* begin Recorded data *

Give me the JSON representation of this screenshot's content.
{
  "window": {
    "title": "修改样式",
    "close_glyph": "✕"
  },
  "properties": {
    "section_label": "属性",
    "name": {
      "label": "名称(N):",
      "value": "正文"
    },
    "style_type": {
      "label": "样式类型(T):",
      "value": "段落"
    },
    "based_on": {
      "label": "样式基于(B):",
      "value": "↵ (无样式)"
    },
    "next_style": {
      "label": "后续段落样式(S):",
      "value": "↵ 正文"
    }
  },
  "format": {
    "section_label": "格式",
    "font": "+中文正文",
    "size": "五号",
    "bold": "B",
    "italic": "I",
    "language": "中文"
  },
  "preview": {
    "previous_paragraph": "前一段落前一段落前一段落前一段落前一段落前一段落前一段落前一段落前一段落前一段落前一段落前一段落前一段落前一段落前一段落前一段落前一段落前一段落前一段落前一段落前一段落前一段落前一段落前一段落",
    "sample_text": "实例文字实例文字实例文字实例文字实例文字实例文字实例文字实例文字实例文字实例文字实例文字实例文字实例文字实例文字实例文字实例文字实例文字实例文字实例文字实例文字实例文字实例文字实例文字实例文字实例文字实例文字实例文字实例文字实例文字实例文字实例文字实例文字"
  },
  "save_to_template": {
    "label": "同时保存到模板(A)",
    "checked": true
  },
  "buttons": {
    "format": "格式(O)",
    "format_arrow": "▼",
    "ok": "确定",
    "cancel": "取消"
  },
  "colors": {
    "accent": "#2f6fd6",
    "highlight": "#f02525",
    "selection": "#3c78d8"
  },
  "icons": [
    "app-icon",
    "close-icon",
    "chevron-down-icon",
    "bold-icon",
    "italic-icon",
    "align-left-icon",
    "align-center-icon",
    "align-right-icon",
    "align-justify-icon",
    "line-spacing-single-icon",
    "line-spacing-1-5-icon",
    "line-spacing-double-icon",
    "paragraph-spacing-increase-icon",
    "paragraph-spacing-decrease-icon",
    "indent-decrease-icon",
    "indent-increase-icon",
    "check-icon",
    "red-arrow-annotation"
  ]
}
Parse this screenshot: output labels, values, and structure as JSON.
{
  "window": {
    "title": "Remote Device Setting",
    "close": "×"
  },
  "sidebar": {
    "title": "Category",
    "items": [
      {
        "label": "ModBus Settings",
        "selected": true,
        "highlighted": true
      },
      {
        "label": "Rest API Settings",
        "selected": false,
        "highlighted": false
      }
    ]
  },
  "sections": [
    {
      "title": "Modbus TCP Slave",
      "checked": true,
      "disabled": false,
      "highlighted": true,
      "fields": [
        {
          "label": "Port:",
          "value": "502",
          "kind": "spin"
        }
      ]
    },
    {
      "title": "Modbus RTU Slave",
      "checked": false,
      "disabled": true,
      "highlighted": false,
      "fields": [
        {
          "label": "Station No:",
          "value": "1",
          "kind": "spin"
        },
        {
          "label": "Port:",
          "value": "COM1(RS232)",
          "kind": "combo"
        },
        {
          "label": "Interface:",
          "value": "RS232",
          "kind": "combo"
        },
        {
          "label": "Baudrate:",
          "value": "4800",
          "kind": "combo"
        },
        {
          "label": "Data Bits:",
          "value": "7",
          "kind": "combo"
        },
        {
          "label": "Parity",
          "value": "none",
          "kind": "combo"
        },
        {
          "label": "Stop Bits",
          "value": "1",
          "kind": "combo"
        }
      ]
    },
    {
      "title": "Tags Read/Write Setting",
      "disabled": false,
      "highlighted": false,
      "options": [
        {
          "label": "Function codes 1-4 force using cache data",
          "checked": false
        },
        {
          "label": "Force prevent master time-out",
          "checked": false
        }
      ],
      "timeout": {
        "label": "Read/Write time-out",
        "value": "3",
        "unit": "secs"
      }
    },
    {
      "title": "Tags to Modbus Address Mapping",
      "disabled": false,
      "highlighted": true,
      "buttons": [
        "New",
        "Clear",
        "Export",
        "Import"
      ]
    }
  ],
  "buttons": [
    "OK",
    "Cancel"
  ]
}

* end Recorded data *

:: Short problem ::
Across all the entries, count the lines that contain the word "Settings" and give the number by itself.

:: Written answer ::
2